• **RECORDS TO PROCESS**

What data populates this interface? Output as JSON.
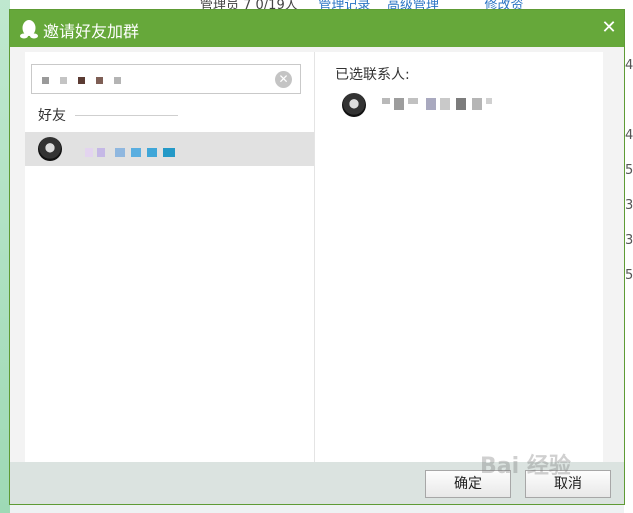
{
  "dialog": {
    "title": "邀请好友加群",
    "close_label": "✕"
  },
  "search": {
    "clear_label": "✕"
  },
  "friends": {
    "group_label": "好友"
  },
  "selected": {
    "label": "已选联系人:"
  },
  "buttons": {
    "ok_label": "确定",
    "cancel_label": "取消"
  },
  "background_app": {
    "top_text": "管理员 7 0/19人",
    "top_link_1": "管理记录",
    "top_link_2": "高级管理",
    "top_link_3": "修改资",
    "right_numbers": [
      "4",
      "4",
      "5",
      "3",
      "3",
      "5"
    ]
  },
  "watermark": "Bai 经验",
  "colors": {
    "titlebar": "#66a83a",
    "selected_row": "#e1e1e1",
    "footer": "#dbe3e0"
  }
}
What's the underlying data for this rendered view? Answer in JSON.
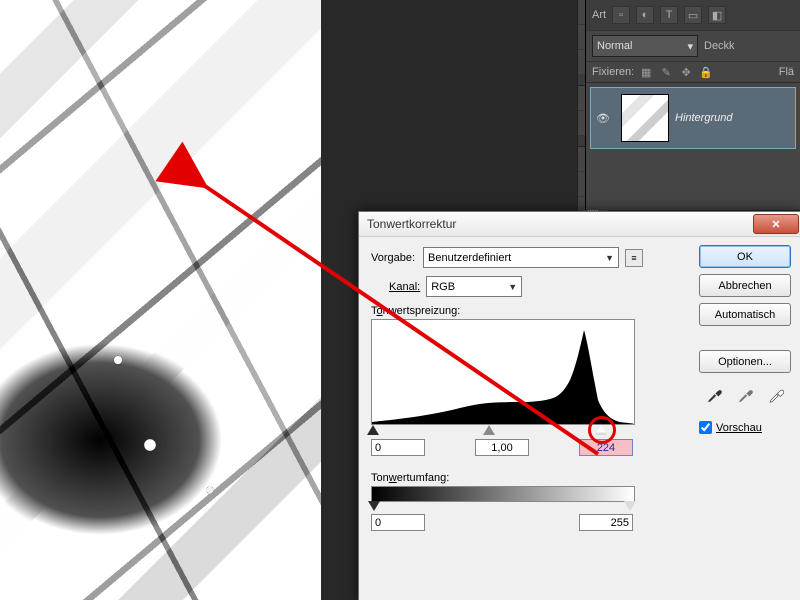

• **SET EXERCISE**
Quote the preceding records in their entirety, excluding every picture.

• **TASK SOLUTION**
What data populates this interface? Output as JSON.
{
  "dialog": {
    "title": "邀请好友加群",
    "close_label": "✕"
  },
  "search": {
    "clear_label": "✕"
  },
  "friends": {
    "group_label": "好友"
  },
  "selected": {
    "label": "已选联系人:"
  },
  "buttons": {
    "ok_label": "确定",
    "cancel_label": "取消"
  },
  "background_app": {
    "top_text": "管理员 7 0/19人",
    "top_link_1": "管理记录",
    "top_link_2": "高级管理",
    "top_link_3": "修改资",
    "right_numbers": [
      "4",
      "4",
      "5",
      "3",
      "3",
      "5"
    ]
  },
  "watermark": "Bai 经验",
  "colors": {
    "titlebar": "#66a83a",
    "selected_row": "#e1e1e1",
    "footer": "#dbe3e0"
  }
}
What's the underlying data for this rendered view? Answer in JSON.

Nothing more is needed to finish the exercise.